(Extracted records)
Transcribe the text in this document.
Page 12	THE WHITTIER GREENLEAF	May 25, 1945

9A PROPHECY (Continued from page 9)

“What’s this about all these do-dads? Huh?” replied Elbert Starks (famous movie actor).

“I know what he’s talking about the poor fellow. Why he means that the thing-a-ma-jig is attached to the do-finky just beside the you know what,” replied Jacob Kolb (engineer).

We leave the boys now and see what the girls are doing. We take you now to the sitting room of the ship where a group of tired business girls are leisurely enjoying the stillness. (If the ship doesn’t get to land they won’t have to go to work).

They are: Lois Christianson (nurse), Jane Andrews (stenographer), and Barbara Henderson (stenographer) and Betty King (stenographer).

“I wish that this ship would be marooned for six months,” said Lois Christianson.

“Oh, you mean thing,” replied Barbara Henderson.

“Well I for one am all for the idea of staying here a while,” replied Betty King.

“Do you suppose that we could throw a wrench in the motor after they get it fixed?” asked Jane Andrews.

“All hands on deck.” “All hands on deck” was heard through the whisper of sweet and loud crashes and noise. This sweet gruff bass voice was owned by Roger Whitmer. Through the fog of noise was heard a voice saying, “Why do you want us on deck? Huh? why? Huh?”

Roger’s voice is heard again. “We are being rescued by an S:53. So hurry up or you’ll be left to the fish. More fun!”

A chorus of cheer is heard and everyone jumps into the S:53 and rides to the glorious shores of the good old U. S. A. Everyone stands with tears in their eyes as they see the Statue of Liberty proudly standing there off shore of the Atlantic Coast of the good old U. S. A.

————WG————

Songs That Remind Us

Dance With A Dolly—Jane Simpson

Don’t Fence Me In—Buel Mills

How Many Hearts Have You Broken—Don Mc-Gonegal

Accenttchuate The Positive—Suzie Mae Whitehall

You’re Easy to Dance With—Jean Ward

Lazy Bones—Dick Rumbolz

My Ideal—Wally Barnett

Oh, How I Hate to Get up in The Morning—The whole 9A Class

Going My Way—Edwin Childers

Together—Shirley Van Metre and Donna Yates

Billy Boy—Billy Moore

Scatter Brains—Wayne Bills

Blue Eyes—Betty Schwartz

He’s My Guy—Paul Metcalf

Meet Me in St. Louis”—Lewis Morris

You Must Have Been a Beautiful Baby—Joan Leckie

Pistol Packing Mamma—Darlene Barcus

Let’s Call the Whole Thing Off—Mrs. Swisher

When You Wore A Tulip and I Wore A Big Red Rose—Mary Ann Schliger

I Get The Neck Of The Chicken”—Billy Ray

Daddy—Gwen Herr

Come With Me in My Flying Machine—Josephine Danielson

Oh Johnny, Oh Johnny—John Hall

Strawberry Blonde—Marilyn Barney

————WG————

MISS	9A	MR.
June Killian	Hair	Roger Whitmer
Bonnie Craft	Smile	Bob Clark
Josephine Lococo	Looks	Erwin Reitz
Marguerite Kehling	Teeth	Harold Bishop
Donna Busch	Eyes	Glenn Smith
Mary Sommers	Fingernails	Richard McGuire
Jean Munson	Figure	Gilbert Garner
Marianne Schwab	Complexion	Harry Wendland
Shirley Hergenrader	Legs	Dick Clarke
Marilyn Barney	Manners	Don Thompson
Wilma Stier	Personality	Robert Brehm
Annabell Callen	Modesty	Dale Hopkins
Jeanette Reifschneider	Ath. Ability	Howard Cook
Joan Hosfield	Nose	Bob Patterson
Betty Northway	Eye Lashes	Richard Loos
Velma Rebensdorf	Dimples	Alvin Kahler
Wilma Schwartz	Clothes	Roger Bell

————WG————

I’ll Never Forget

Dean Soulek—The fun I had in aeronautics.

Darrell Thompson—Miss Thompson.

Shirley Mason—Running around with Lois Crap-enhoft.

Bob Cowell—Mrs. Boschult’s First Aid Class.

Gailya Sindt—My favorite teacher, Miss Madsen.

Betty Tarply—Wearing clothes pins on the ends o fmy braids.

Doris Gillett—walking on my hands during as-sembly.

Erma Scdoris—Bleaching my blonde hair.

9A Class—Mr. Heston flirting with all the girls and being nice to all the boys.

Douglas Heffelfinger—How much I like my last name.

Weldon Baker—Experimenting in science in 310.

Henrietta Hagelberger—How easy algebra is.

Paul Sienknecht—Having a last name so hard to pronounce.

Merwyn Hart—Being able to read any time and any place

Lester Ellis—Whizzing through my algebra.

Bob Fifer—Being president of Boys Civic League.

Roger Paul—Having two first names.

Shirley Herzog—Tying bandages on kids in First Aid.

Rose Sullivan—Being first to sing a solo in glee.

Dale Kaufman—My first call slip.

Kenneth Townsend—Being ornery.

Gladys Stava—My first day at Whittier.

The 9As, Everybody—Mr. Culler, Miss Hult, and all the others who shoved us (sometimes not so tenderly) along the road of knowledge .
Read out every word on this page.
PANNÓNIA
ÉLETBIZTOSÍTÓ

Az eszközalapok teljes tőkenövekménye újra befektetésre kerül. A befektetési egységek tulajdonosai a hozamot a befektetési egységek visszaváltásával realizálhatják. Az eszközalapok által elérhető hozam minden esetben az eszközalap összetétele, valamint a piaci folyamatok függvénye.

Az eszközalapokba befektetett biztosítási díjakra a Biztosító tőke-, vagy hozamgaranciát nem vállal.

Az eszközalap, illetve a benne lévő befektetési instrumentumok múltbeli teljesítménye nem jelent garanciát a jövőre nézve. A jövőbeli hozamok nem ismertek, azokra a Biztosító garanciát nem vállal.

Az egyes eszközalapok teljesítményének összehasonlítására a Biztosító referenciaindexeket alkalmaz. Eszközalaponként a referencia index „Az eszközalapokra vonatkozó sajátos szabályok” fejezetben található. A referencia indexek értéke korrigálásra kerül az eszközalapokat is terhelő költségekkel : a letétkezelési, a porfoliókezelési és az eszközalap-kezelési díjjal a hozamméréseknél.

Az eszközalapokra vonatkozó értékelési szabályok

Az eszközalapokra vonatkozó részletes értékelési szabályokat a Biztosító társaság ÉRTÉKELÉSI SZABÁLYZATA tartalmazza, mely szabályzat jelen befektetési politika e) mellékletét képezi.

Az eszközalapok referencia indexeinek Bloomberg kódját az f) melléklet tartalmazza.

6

**Do this:** Transcribe every entry exactly.

**Complete response:**
Transcribe the text in this document.
Page 12	THE WHITTIER GREENLEAF	May 25, 1945

9A PROPHECY (Continued from page 9)

“What’s this about all these do-dads? Huh?” replied Elbert Starks (famous movie actor).

“I know what he’s talking about the poor fellow. Why he means that the thing-a-ma-jig is attached to the do-finky just beside the you know what,” replied Jacob Kolb (engineer).

We leave the boys now and see what the girls are doing. We take you now to the sitting room of the ship where a group of tired business girls are leisurely enjoying the stillness. (If the ship doesn’t get to land they won’t have to go to work).

They are: Lois Christianson (nurse), Jane Andrews (stenographer), and Barbara Henderson (stenographer) and Betty King (stenographer).

“I wish that this ship would be marooned for six months,” said Lois Christianson.

“Oh, you mean thing,” replied Barbara Henderson.

“Well I for one am all for the idea of staying here a while,” replied Betty King.

“Do you suppose that we could throw a wrench in the motor after they get it fixed?” asked Jane Andrews.

“All hands on deck.” “All hands on deck” was heard through the whisper of sweet and loud crashes and noise. This sweet gruff bass voice was owned by Roger Whitmer. Through the fog of noise was heard a voice saying, “Why do you want us on deck? Huh? why? Huh?”

Roger’s voice is heard again. “We are being rescued by an S:53. So hurry up or you’ll be left to the fish. More fun!”

A chorus of cheer is heard and everyone jumps into the S:53 and rides to the glorious shores of the good old U. S. A. Everyone stands with tears in their eyes as they see the Statue of Liberty proudly standing there off shore of the Atlantic Coast of the good old U. S. A.

————WG————

Songs That Remind Us

Dance With A Dolly—Jane Simpson

Don’t Fence Me In—Buel Mills

How Many Hearts Have You Broken—Don Mc-Gonegal

Accenttchuate The Positive—Suzie Mae Whitehall

You’re Easy to Dance With—Jean Ward

Lazy Bones—Dick Rumbolz

My Ideal—Wally Barnett

Oh, How I Hate to Get up in The Morning—The whole 9A Class

Going My Way—Edwin Childers

Together—Shirley Van Metre and Donna Yates

Billy Boy—Billy Moore

Scatter Brains—Wayne Bills

Blue Eyes—Betty Schwartz

He’s My Guy—Paul Metcalf

Meet Me in St. Louis”—Lewis Morris

You Must Have Been a Beautiful Baby—Joan Leckie

Pistol Packing Mamma—Darlene Barcus

Let’s Call the Whole Thing Off—Mrs. Swisher

When You Wore A Tulip and I Wore A Big Red Rose—Mary Ann Schliger

I Get The Neck Of The Chicken”—Billy Ray

Daddy—Gwen Herr

Come With Me in My Flying Machine—Josephine Danielson

Oh Johnny, Oh Johnny—John Hall

Strawberry Blonde—Marilyn Barney

————WG————

MISS	9A	MR.
June Killian	Hair	Roger Whitmer
Bonnie Craft	Smile	Bob Clark
Josephine Lococo	Looks	Erwin Reitz
Marguerite Kehling	Teeth	Harold Bishop
Donna Busch	Eyes	Glenn Smith
Mary Sommers	Fingernails	Richard McGuire
Jean Munson	Figure	Gilbert Garner
Marianne Schwab	Complexion	Harry Wendland
Shirley Hergenrader	Legs	Dick Clarke
Marilyn Barney	Manners	Don Thompson
Wilma Stier	Personality	Robert Brehm
Annabell Callen	Modesty	Dale Hopkins
Jeanette Reifschneider	Ath. Ability	Howard Cook
Joan Hosfield	Nose	Bob Patterson
Betty Northway	Eye Lashes	Richard Loos
Velma Rebensdorf	Dimples	Alvin Kahler
Wilma Schwartz	Clothes	Roger Bell

————WG————

I’ll Never Forget

Dean Soulek—The fun I had in aeronautics.

Darrell Thompson—Miss Thompson.

Shirley Mason—Running around with Lois Crap-enhoft.

Bob Cowell—Mrs. Boschult’s First Aid Class.

Gailya Sindt—My favorite teacher, Miss Madsen.

Betty Tarply—Wearing clothes pins on the ends o fmy braids.

Doris Gillett—walking on my hands during as-sembly.

Erma Scdoris—Bleaching my blonde hair.

9A Class—Mr. Heston flirting with all the girls and being nice to all the boys.

Douglas Heffelfinger—How much I like my last name.

Weldon Baker—Experimenting in science in 310.

Henrietta Hagelberger—How easy algebra is.

Paul Sienknecht—Having a last name so hard to pronounce.

Merwyn Hart—Being able to read any time and any place

Lester Ellis—Whizzing through my algebra.

Bob Fifer—Being president of Boys Civic League.

Roger Paul—Having two first names.

Shirley Herzog—Tying bandages on kids in First Aid.

Rose Sullivan—Being first to sing a solo in glee.

Dale Kaufman—My first call slip.

Kenneth Townsend—Being ornery.

Gladys Stava—My first day at Whittier.

The 9As, Everybody—Mr. Culler, Miss Hult, and all the others who shoved us (sometimes not so tenderly) along the road of knowledge .
Read out every word on this page.
PANNÓNIA
ÉLETBIZTOSÍTÓ

Az eszközalapok teljes tőkenövekménye újra befektetésre kerül. A befektetési egységek tulajdonosai a hozamot a befektetési egységek visszaváltásával realizálhatják. Az eszközalapok által elérhető hozam minden esetben az eszközalap összetétele, valamint a piaci folyamatok függvénye.

Az eszközalapokba befektetett biztosítási díjakra a Biztosító tőke-, vagy hozamgaranciát nem vállal.

Az eszközalap, illetve a benne lévő befektetési instrumentumok múltbeli teljesítménye nem jelent garanciát a jövőre nézve. A jövőbeli hozamok nem ismertek, azokra a Biztosító garanciát nem vállal.

Az egyes eszközalapok teljesítményének összehasonlítására a Biztosító referenciaindexeket alkalmaz. Eszközalaponként a referencia index „Az eszközalapokra vonatkozó sajátos szabályok” fejezetben található. A referencia indexek értéke korrigálásra kerül az eszközalapokat is terhelő költségekkel : a letétkezelési, a porfoliókezelési és az eszközalap-kezelési díjjal a hozamméréseknél.

Az eszközalapokra vonatkozó értékelési szabályok

Az eszközalapokra vonatkozó részletes értékelési szabályokat a Biztosító társaság ÉRTÉKELÉSI SZABÁLYZATA tartalmazza, mely szabályzat jelen befektetési politika e) mellékletét képezi.

Az eszközalapok referencia indexeinek Bloomberg kódját az f) melléklet tartalmazza.

6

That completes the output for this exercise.